The exercise | Please render every line of the records below as a Markdown table with the columns "Row" and "Record line," numbering each row and leaving out blank lines and the pictures.

Data lines |
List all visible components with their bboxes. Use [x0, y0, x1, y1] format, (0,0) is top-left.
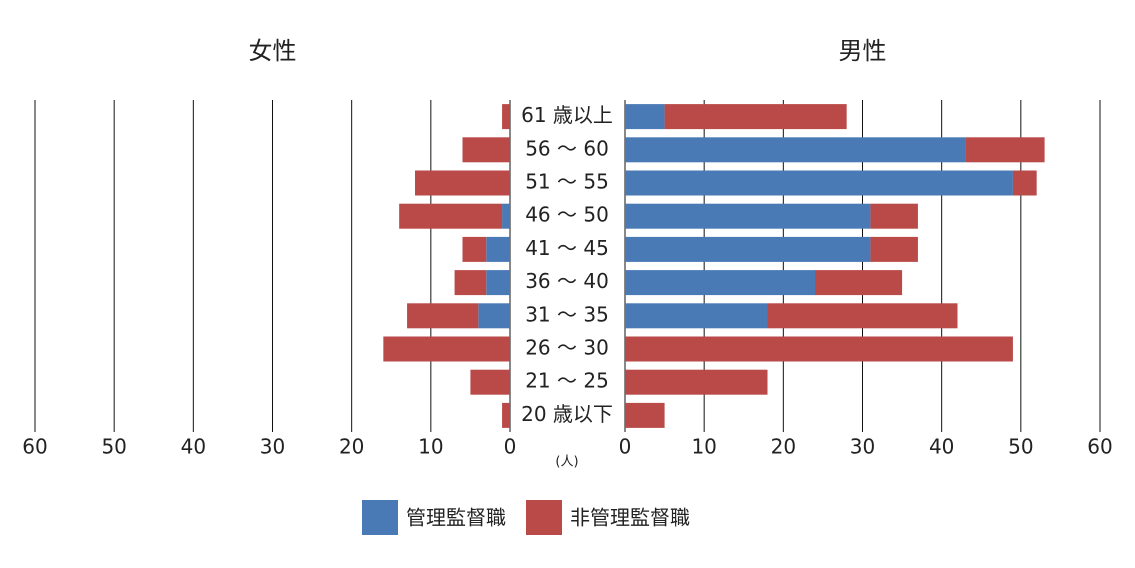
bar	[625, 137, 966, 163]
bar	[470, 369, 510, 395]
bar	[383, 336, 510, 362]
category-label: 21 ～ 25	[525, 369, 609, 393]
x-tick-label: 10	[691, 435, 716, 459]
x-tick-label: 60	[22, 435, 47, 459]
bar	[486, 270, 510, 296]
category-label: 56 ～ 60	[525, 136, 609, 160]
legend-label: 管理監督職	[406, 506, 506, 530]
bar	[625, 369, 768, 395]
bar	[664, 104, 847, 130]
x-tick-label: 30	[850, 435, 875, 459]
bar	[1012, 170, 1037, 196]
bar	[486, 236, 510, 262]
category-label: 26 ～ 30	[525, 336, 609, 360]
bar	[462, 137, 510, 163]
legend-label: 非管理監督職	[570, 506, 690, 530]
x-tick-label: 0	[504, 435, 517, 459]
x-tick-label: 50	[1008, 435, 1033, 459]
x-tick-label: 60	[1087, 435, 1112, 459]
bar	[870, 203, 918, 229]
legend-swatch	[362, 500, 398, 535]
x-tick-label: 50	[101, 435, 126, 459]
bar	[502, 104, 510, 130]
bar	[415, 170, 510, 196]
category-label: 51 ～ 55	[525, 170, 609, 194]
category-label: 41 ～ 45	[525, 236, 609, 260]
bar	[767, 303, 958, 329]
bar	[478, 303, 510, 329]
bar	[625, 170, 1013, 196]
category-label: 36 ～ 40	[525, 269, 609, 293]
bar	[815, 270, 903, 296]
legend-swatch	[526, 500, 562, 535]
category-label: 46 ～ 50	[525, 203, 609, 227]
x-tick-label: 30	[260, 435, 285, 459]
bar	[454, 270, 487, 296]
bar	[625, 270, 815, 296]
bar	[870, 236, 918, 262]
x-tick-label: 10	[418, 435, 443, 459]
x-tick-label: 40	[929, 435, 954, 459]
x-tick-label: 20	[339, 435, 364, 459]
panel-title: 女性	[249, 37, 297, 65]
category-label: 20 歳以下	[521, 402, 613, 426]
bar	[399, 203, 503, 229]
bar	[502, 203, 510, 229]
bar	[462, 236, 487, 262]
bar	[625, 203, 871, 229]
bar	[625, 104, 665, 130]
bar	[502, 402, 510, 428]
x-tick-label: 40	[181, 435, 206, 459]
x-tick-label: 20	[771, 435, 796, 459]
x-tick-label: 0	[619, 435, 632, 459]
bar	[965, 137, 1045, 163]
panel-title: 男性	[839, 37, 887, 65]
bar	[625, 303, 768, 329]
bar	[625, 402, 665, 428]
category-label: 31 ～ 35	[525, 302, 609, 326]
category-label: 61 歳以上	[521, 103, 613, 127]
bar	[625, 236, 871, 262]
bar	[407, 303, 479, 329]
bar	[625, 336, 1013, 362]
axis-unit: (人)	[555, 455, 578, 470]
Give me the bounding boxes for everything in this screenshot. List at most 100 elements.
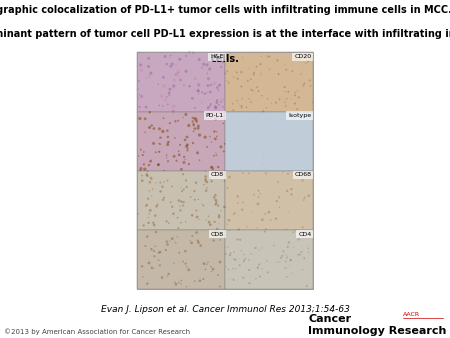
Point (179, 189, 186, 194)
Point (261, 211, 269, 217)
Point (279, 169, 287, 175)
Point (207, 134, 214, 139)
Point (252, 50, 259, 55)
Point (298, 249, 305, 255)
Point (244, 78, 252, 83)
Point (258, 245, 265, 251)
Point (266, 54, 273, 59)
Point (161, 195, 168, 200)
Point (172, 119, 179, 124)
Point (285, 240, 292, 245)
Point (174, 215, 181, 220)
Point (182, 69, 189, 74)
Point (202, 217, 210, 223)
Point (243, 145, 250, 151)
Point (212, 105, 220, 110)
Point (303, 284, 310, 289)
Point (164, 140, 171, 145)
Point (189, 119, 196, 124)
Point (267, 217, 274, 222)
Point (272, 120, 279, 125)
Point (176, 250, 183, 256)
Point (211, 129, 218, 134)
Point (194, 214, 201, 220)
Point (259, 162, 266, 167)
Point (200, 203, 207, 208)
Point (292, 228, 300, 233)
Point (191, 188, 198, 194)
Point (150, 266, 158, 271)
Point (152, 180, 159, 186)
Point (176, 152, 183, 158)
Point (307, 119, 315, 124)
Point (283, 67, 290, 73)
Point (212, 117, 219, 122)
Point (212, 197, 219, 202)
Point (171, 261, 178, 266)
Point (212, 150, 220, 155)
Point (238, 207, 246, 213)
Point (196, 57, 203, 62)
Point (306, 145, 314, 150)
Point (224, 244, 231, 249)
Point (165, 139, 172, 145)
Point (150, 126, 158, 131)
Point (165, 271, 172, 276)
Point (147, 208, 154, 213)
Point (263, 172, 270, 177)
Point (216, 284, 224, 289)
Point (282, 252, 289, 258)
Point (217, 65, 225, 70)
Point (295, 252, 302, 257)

Response |
| Row | Record line |
|---|---|
| 1 | List all visible components with their bboxes. Use [x0, y0, x1, y1] format, (0,0) is top-left. |
| 2 | bar	[625, 137, 966, 163] |
| 3 | bar	[470, 369, 510, 395] |
| 4 | bar	[383, 336, 510, 362] |
| 5 | category-label: 21 ～ 25	[525, 369, 609, 393] |
| 6 | x-tick-label: 10	[691, 435, 716, 459] |
| 7 | x-tick-label: 60	[22, 435, 47, 459] |
| 8 | bar	[486, 270, 510, 296] |
| 9 | category-label: 56 ～ 60	[525, 136, 609, 160] |
| 10 | legend-label: 管理監督職	[406, 506, 506, 530] |
| 11 | bar	[625, 369, 768, 395] |
| 12 | bar	[664, 104, 847, 130] |
| 13 | x-tick-label: 30	[850, 435, 875, 459] |
| 14 | bar	[1012, 170, 1037, 196] |
| 15 | bar	[486, 236, 510, 262] |
| 16 | category-label: 26 ～ 30	[525, 336, 609, 360] |
| 17 | bar	[462, 137, 510, 163] |
| 18 | legend-label: 非管理監督職	[570, 506, 690, 530] |
| 19 | x-tick-label: 0	[504, 435, 517, 459] |
| 20 | x-tick-label: 50	[1008, 435, 1033, 459] |
| 21 | x-tick-label: 60	[1087, 435, 1112, 459] |
| 22 | bar	[870, 203, 918, 229] |
| 23 | legend-swatch	[362, 500, 398, 535] |
| 24 | x-tick-label: 50	[101, 435, 126, 459] |
| 25 | bar	[502, 104, 510, 130] |
| 26 | bar	[415, 170, 510, 196] |
| 27 | category-label: 51 ～ 55	[525, 170, 609, 194] |
| 28 | category-label: 41 ～ 45	[525, 236, 609, 260] |
| 29 | bar	[767, 303, 958, 329] |
| 30 | bar	[478, 303, 510, 329] |
| 31 | bar	[625, 170, 1013, 196] |
| 32 | category-label: 36 ～ 40	[525, 269, 609, 293] |
| 33 | bar	[815, 270, 903, 296] |
| 34 | legend-swatch	[526, 500, 562, 535] |
| 35 | category-label: 46 ～ 50	[525, 203, 609, 227] |
| 36 | x-tick-label: 30	[260, 435, 285, 459] |
| 37 | bar	[454, 270, 487, 296] |
| 38 | bar	[625, 270, 815, 296] |
| 39 | bar	[870, 236, 918, 262] |
| 40 | x-tick-label: 10	[418, 435, 443, 459] |
| 41 | x-tick-label: 40	[929, 435, 954, 459] |
| 42 | x-tick-label: 20	[339, 435, 364, 459] |
| 43 | panel-title: 女性	[249, 37, 297, 65] |
| 44 | category-label: 20 歳以下	[521, 402, 613, 426] |
| 45 | bar	[399, 203, 503, 229] |
| 46 | bar	[502, 203, 510, 229] |
| 47 | bar	[462, 236, 487, 262] |
| 48 | bar	[625, 203, 871, 229] |
| 49 | bar	[625, 104, 665, 130] |
| 50 | bar	[502, 402, 510, 428] |
| 51 | x-tick-label: 40	[181, 435, 206, 459] |
| 52 | x-tick-label: 20	[771, 435, 796, 459] |
| 53 | x-tick-label: 0	[619, 435, 632, 459] |
| 54 | bar	[965, 137, 1045, 163] |
| 55 | panel-title: 男性	[839, 37, 887, 65] |
| 56 | bar	[625, 303, 768, 329] |
| 57 | bar	[625, 402, 665, 428] |
| 58 | category-label: 31 ～ 35	[525, 302, 609, 326] |
| 59 | category-label: 61 歳以上	[521, 103, 613, 127] |
| 60 | bar	[625, 236, 871, 262] |
| 61 | bar	[407, 303, 479, 329] |
| 62 | bar	[625, 336, 1013, 362] |
| 63 | axis-unit: (人)	[555, 455, 578, 470] |
| 64 | Give me the bounding boxes for everything in this screenshot. List at most 100 elements. |
| 65 | Point (179, 189, 186, 194) |
| 66 | Point (261, 211, 269, 217) |
| 67 | Point (279, 169, 287, 175) |
| 68 | Point (207, 134, 214, 139) |
| 69 | Point (252, 50, 259, 55) |
| 70 | Point (298, 249, 305, 255) |
| 71 | Point (244, 78, 252, 83) |
| 72 | Point (258, 245, 265, 251) |
| 73 | Point (266, 54, 273, 59) |
| 74 | Point (161, 195, 168, 200) |
| 75 | Point (172, 119, 179, 124) |
| 76 | Point (285, 240, 292, 245) |
| 77 | Point (174, 215, 181, 220) |
| 78 | Point (182, 69, 189, 74) |
| 79 | Point (202, 217, 210, 223) |
| 80 | Point (243, 145, 250, 151) |
| 81 | Point (212, 105, 220, 110) |
| 82 | Point (303, 284, 310, 289) |
| 83 | Point (164, 140, 171, 145) |
| 84 | Point (189, 119, 196, 124) |
| 85 | Point (267, 217, 274, 222) |
| 86 | Point (272, 120, 279, 125) |
| 87 | Point (176, 250, 183, 256) |
| 88 | Point (211, 129, 218, 134) |
| 89 | Point (194, 214, 201, 220) |
| 90 | Point (259, 162, 266, 167) |
| 91 | Point (200, 203, 207, 208) |
| 92 | Point (292, 228, 300, 233) |
| 93 | Point (191, 188, 198, 194) |
| 94 | Point (150, 266, 158, 271) |
| 95 | Point (152, 180, 159, 186) |
| 96 | Point (176, 152, 183, 158) |
| 97 | Point (307, 119, 315, 124) |
| 98 | Point (283, 67, 290, 73) |
| 99 | Point (212, 117, 219, 122) |
| 100 | Point (212, 197, 219, 202) |
| 101 | Point (171, 261, 178, 266) |
| 102 | Point (212, 150, 220, 155) |
| 103 | Point (238, 207, 246, 213) |
| 104 | Point (196, 57, 203, 62) |
| 105 | Point (306, 145, 314, 150) |
| 106 | Point (224, 244, 231, 249) |
| 107 | Point (165, 139, 172, 145) |
| 108 | Point (150, 126, 158, 131) |
| 109 | Point (165, 271, 172, 276) |
| 110 | Point (147, 208, 154, 213) |
| 111 | Point (263, 172, 270, 177) |
| 112 | Point (216, 284, 224, 289) |
| 113 | Point (282, 252, 289, 258) |
| 114 | Point (217, 65, 225, 70) |
| 115 | Point (295, 252, 302, 257) |